§ Given exercise
Format the lines from the one containing "data-point: [324, 353, 331, 360]" through the one containing "data-point: [783, 365, 790, 372]", both included, as a numbered list, leaving out any blank lines.

§ Dataset entries

* * * *

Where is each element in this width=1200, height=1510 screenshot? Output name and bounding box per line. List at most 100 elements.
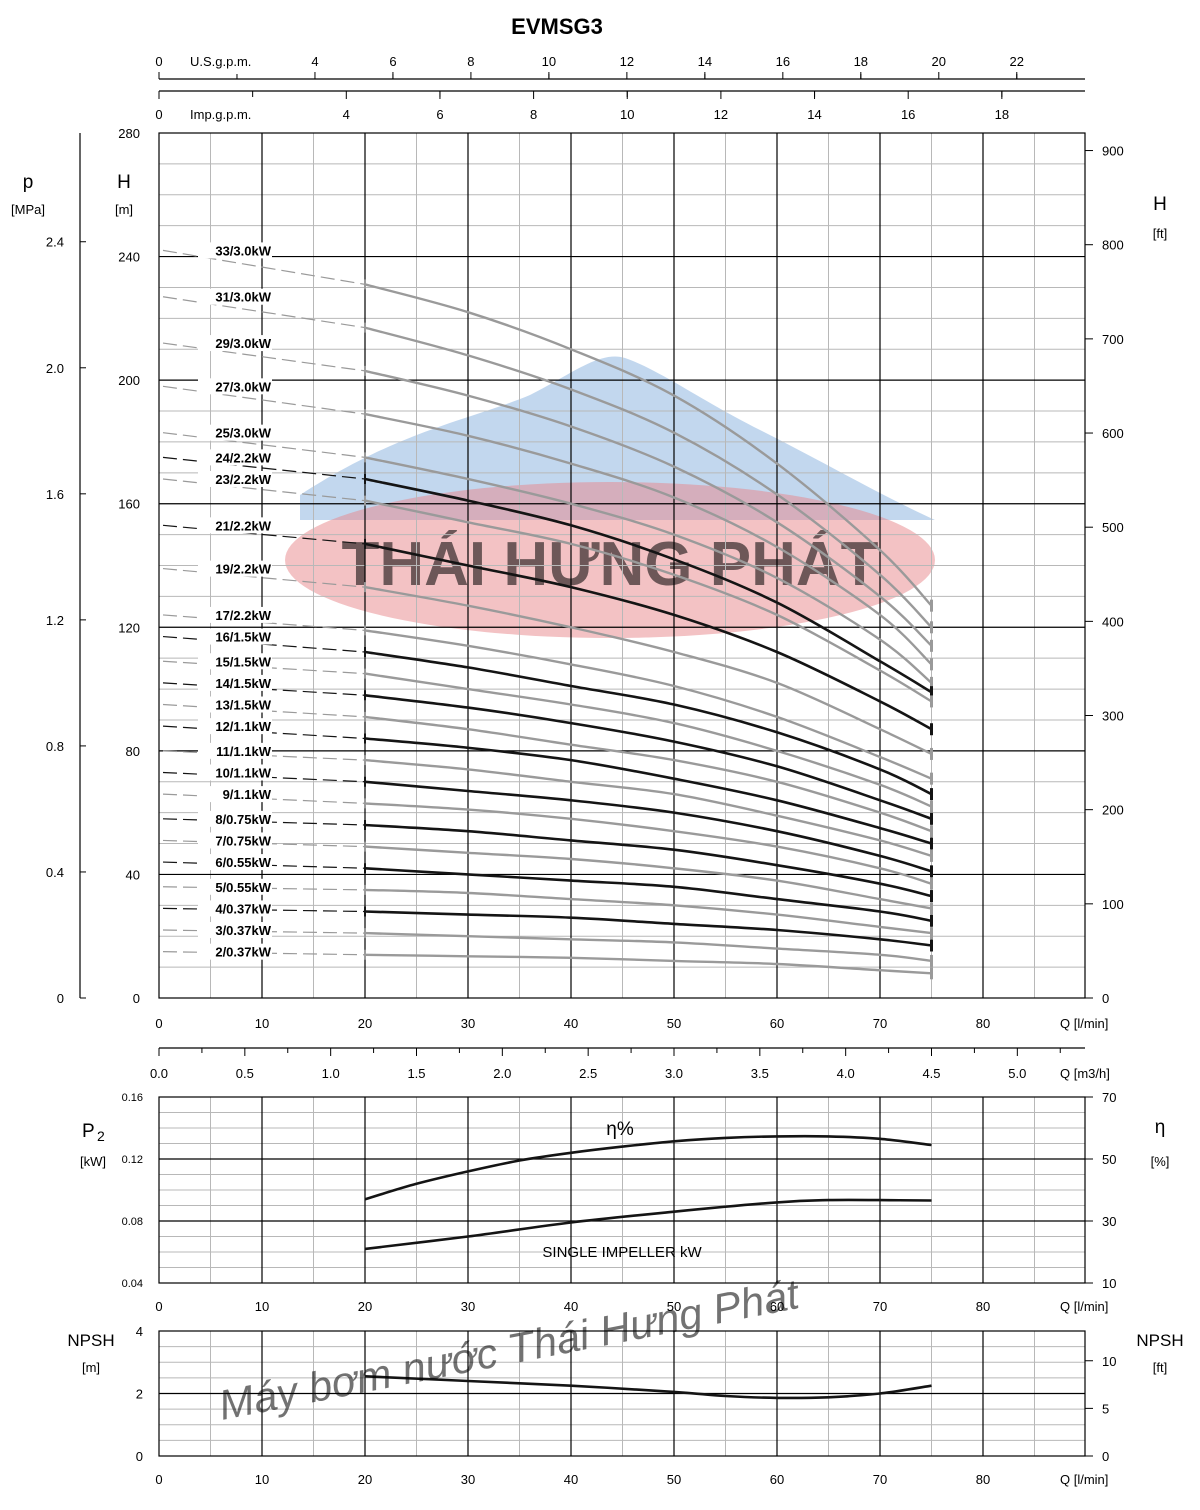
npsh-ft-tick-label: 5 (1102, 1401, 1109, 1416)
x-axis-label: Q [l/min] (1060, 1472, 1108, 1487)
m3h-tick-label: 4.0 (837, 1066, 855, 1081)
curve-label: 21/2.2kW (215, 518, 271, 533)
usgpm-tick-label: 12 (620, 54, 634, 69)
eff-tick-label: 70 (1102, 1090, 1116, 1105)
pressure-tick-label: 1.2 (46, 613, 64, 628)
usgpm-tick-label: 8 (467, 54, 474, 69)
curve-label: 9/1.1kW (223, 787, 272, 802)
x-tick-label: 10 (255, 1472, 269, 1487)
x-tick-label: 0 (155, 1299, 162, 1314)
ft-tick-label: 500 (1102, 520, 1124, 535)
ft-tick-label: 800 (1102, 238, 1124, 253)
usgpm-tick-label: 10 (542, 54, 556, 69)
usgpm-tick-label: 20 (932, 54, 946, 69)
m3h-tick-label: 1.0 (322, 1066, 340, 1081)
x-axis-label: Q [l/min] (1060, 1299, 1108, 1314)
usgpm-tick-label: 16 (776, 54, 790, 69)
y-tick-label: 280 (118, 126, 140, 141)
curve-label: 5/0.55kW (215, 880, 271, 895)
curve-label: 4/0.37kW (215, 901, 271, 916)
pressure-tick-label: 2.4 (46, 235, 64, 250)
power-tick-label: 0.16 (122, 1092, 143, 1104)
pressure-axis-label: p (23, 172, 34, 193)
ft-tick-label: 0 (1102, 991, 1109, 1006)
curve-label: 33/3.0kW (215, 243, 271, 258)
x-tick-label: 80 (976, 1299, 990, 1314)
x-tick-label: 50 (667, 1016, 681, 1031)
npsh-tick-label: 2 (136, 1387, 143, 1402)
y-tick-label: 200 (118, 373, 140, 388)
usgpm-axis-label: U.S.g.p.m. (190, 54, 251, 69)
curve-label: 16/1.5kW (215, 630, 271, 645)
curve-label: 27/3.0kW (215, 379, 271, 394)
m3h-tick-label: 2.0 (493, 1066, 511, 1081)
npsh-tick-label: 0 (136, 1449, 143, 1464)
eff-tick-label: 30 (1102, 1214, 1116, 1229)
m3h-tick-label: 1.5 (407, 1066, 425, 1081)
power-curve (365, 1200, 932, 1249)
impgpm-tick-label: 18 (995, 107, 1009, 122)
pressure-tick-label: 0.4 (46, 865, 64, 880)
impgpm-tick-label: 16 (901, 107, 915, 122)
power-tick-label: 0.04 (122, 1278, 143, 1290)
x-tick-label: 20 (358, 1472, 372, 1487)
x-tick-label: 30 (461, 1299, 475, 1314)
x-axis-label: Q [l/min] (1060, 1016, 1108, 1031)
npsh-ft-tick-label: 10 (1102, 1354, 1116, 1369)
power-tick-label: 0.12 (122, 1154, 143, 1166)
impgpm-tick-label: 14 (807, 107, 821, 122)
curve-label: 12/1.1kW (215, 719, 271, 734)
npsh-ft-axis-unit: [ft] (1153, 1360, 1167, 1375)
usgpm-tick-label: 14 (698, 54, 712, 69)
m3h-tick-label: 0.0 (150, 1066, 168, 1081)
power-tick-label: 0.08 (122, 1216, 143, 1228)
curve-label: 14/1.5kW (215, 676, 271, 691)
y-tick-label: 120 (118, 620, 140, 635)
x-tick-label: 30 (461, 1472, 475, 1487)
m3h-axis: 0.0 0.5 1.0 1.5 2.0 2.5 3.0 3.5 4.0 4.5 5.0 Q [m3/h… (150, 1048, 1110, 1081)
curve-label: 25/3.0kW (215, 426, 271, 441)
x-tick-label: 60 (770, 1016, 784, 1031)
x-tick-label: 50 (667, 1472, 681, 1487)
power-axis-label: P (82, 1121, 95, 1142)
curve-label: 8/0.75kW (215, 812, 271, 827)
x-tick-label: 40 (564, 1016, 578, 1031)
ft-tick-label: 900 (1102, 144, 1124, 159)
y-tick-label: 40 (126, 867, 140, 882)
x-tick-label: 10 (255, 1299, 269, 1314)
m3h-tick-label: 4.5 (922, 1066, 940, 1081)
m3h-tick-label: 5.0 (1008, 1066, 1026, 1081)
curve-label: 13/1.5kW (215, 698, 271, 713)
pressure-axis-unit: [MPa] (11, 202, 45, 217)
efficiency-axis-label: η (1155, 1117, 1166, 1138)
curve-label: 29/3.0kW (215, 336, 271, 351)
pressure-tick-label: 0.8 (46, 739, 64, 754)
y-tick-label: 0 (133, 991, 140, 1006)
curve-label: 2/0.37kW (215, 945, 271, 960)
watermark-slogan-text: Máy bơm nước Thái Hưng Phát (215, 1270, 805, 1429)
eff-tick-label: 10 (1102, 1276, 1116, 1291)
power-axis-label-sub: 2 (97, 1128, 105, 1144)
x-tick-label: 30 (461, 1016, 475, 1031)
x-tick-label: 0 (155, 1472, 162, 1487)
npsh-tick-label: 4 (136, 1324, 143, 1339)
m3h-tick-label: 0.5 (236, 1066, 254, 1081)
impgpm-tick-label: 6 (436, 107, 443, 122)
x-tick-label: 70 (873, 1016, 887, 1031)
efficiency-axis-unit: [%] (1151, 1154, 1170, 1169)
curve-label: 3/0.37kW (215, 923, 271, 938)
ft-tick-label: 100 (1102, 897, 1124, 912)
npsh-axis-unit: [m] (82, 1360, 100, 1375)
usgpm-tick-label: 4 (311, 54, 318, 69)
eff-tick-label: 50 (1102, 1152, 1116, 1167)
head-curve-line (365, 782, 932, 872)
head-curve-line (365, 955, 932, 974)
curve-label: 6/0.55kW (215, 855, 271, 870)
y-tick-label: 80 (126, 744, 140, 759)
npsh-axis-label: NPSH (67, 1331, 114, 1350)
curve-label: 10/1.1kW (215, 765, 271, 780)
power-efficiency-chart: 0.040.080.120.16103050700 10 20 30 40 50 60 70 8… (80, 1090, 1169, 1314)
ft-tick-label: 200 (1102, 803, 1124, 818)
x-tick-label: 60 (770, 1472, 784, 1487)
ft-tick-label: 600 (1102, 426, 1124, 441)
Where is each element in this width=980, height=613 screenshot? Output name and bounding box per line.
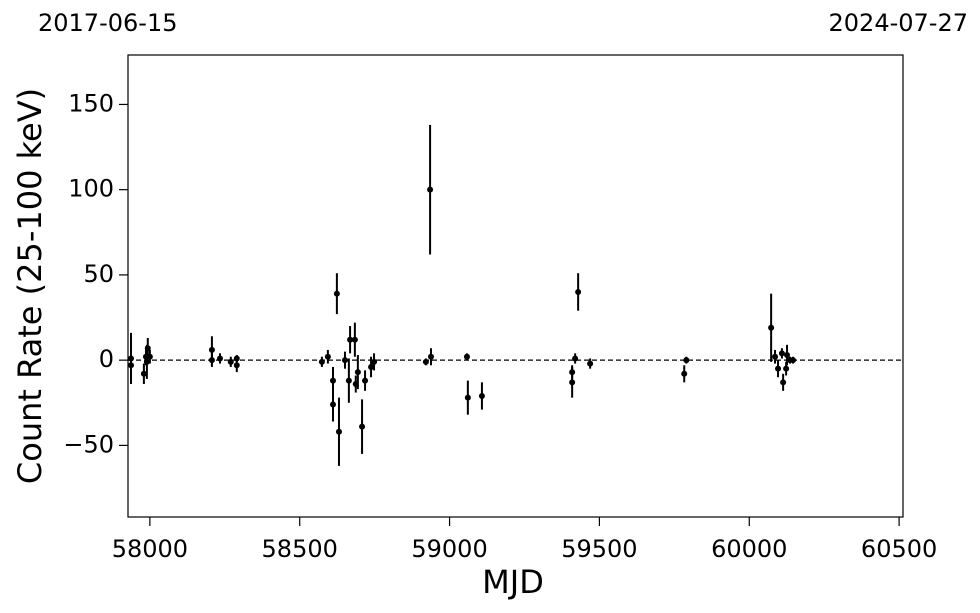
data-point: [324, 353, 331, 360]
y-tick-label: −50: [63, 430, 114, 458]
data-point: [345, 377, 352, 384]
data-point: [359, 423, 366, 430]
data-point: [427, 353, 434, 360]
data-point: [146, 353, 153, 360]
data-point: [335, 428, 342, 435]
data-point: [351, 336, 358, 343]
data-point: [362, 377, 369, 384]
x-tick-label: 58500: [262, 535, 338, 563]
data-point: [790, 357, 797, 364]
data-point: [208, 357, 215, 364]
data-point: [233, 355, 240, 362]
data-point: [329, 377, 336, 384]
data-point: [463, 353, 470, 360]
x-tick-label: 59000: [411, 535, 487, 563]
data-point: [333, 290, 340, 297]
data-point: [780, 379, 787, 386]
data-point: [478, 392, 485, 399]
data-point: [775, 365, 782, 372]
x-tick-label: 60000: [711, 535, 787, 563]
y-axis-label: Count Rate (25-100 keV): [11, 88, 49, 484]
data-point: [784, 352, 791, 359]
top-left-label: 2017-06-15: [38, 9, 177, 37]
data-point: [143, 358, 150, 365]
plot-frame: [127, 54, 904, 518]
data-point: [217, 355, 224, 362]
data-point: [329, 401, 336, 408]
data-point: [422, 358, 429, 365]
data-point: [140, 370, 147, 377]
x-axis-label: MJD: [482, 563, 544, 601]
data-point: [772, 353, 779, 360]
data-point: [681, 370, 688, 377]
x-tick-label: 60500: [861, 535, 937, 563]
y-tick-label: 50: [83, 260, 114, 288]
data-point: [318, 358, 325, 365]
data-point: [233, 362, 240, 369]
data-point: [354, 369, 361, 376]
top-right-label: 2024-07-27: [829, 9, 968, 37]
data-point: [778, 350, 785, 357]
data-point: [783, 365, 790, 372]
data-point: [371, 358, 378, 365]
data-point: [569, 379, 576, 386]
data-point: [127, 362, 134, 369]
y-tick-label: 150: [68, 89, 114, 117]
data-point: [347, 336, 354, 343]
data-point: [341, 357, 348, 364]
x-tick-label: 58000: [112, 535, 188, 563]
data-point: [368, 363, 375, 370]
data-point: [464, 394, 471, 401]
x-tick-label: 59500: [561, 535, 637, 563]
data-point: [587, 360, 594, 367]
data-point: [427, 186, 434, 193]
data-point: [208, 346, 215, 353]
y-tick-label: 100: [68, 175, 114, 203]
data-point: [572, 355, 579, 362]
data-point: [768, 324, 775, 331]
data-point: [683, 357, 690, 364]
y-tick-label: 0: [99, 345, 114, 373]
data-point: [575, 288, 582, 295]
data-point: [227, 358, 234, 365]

* * * *

§ Answer for this exercise
1. data-point: [324, 353, 331, 360]
2. y-tick-label: −50: [63, 430, 114, 458]
3. data-point: [345, 377, 352, 384]
4. data-point: [359, 423, 366, 430]
5. data-point: [427, 353, 434, 360]
6. data-point: [146, 353, 153, 360]
7. data-point: [335, 428, 342, 435]
8. data-point: [351, 336, 358, 343]
9. data-point: [362, 377, 369, 384]
10. x-tick-label: 58500: [262, 535, 338, 563]
11. data-point: [790, 357, 797, 364]
12. data-point: [208, 357, 215, 364]
13. data-point: [233, 355, 240, 362]
14. data-point: [329, 377, 336, 384]
15. data-point: [463, 353, 470, 360]
16. x-tick-label: 59000: [411, 535, 487, 563]
17. data-point: [333, 290, 340, 297]
18. data-point: [780, 379, 787, 386]
19. data-point: [478, 392, 485, 399]
20. data-point: [775, 365, 782, 372]
21. x-tick-label: 60000: [711, 535, 787, 563]
22. y-axis-label: Count Rate (25-100 keV): [11, 88, 49, 484]
23. data-point: [784, 352, 791, 359]
24. top-left-label: 2017-06-15: [38, 9, 177, 37]
25. data-point: [143, 358, 150, 365]
26. plot-frame: [127, 54, 904, 518]
27. data-point: [217, 355, 224, 362]
28. data-point: [329, 401, 336, 408]
29. data-point: [422, 358, 429, 365]
30. data-point: [140, 370, 147, 377]
31. x-axis-label: MJD: [482, 563, 544, 601]
32. data-point: [772, 353, 779, 360]
33. data-point: [681, 370, 688, 377]
34. x-tick-label: 60500: [861, 535, 937, 563]
35. y-tick-label: 50: [83, 260, 114, 288]
36. data-point: [318, 358, 325, 365]
37. data-point: [233, 362, 240, 369]
38. data-point: [354, 369, 361, 376]
39. top-right-label: 2024-07-27: [829, 9, 968, 37]
40. data-point: [778, 350, 785, 357]
41. data-point: [783, 365, 790, 372]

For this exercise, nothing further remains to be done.